Dataset excerpts
>> Begin
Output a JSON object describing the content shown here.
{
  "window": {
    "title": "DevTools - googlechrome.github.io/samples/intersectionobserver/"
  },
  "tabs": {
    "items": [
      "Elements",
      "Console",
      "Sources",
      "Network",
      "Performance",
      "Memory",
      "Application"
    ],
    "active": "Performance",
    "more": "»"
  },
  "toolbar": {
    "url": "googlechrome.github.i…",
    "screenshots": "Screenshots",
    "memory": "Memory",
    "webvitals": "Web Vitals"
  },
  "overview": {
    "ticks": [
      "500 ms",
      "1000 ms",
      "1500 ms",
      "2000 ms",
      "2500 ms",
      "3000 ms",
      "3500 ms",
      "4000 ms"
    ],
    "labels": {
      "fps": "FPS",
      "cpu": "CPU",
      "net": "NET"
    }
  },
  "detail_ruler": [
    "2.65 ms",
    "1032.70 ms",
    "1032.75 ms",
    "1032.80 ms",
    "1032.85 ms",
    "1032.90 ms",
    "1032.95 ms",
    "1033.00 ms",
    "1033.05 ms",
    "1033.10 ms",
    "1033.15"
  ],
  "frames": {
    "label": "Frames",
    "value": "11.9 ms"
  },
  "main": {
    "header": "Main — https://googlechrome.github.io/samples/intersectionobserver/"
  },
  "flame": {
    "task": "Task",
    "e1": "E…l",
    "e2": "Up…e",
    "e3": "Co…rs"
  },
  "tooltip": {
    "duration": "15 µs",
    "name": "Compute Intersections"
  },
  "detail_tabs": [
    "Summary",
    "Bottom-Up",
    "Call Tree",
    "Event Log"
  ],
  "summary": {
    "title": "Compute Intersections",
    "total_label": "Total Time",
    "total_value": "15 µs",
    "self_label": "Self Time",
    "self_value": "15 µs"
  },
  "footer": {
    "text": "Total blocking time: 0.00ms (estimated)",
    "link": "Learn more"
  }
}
>> End
▶ **Required task**: Give the entries again in full, exactly as they are written.

▶ **Correct output**:
Output a JSON object describing the content shown here.
{
  "window": {
    "title": "DevTools - googlechrome.github.io/samples/intersectionobserver/"
  },
  "tabs": {
    "items": [
      "Elements",
      "Console",
      "Sources",
      "Network",
      "Performance",
      "Memory",
      "Application"
    ],
    "active": "Performance",
    "more": "»"
  },
  "toolbar": {
    "url": "googlechrome.github.i…",
    "screenshots": "Screenshots",
    "memory": "Memory",
    "webvitals": "Web Vitals"
  },
  "overview": {
    "ticks": [
      "500 ms",
      "1000 ms",
      "1500 ms",
      "2000 ms",
      "2500 ms",
      "3000 ms",
      "3500 ms",
      "4000 ms"
    ],
    "labels": {
      "fps": "FPS",
      "cpu": "CPU",
      "net": "NET"
    }
  },
  "detail_ruler": [
    "2.65 ms",
    "1032.70 ms",
    "1032.75 ms",
    "1032.80 ms",
    "1032.85 ms",
    "1032.90 ms",
    "1032.95 ms",
    "1033.00 ms",
    "1033.05 ms",
    "1033.10 ms",
    "1033.15"
  ],
  "frames": {
    "label": "Frames",
    "value": "11.9 ms"
  },
  "main": {
    "header": "Main — https://googlechrome.github.io/samples/intersectionobserver/"
  },
  "flame": {
    "task": "Task",
    "e1": "E…l",
    "e2": "Up…e",
    "e3": "Co…rs"
  },
  "tooltip": {
    "duration": "15 µs",
    "name": "Compute Intersections"
  },
  "detail_tabs": [
    "Summary",
    "Bottom-Up",
    "Call Tree",
    "Event Log"
  ],
  "summary": {
    "title": "Compute Intersections",
    "total_label": "Total Time",
    "total_value": "15 µs",
    "self_label": "Self Time",
    "self_value": "15 µs"
  },
  "footer": {
    "text": "Total blocking time: 0.00ms (estimated)",
    "link": "Learn more"
  }
}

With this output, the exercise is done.